* [Exercise] Below are some entries. Output each one exactly as it appears.

* [Items listed in a dataset]
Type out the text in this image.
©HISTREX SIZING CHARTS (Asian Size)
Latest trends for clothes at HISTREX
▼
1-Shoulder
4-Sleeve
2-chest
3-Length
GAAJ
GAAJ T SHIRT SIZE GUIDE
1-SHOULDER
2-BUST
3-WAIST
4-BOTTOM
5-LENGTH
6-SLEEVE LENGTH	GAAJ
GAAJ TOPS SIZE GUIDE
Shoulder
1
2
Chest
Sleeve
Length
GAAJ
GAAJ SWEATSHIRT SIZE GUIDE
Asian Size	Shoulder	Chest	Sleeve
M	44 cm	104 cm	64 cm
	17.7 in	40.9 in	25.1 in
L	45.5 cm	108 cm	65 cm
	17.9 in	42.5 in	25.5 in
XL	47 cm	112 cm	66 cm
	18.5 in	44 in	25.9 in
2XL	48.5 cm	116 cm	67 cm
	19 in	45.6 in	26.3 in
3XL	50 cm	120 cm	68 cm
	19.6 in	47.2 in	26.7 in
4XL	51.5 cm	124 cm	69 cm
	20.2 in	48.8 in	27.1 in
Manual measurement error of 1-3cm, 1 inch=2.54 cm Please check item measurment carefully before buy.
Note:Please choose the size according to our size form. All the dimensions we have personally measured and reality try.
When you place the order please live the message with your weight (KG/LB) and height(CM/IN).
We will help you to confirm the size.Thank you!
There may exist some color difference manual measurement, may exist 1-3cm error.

* [Problem solution]
Type out the text in this image.
©HISTREX SIZING CHARTS (Asian Size)
Latest trends for clothes at HISTREX
▼
1-Shoulder
4-Sleeve
2-chest
3-Length
GAAJ
GAAJ T SHIRT SIZE GUIDE
1-SHOULDER
2-BUST
3-WAIST
4-BOTTOM
5-LENGTH
6-SLEEVE LENGTH	GAAJ
GAAJ TOPS SIZE GUIDE
Shoulder
1
2
Chest
Sleeve
Length
GAAJ
GAAJ SWEATSHIRT SIZE GUIDE
Asian Size	Shoulder	Chest	Sleeve
M	44 cm	104 cm	64 cm
	17.7 in	40.9 in	25.1 in
L	45.5 cm	108 cm	65 cm
	17.9 in	42.5 in	25.5 in
XL	47 cm	112 cm	66 cm
	18.5 in	44 in	25.9 in
2XL	48.5 cm	116 cm	67 cm
	19 in	45.6 in	26.3 in
3XL	50 cm	120 cm	68 cm
	19.6 in	47.2 in	26.7 in
4XL	51.5 cm	124 cm	69 cm
	20.2 in	48.8 in	27.1 in
Manual measurement error of 1-3cm, 1 inch=2.54 cm Please check item measurment carefully before buy.
Note:Please choose the size according to our size form. All the dimensions we have personally measured and reality try.
When you place the order please live the message with your weight (KG/LB) and height(CM/IN).
We will help you to confirm the size.Thank you!
There may exist some color difference manual measurement, may exist 1-3cm error.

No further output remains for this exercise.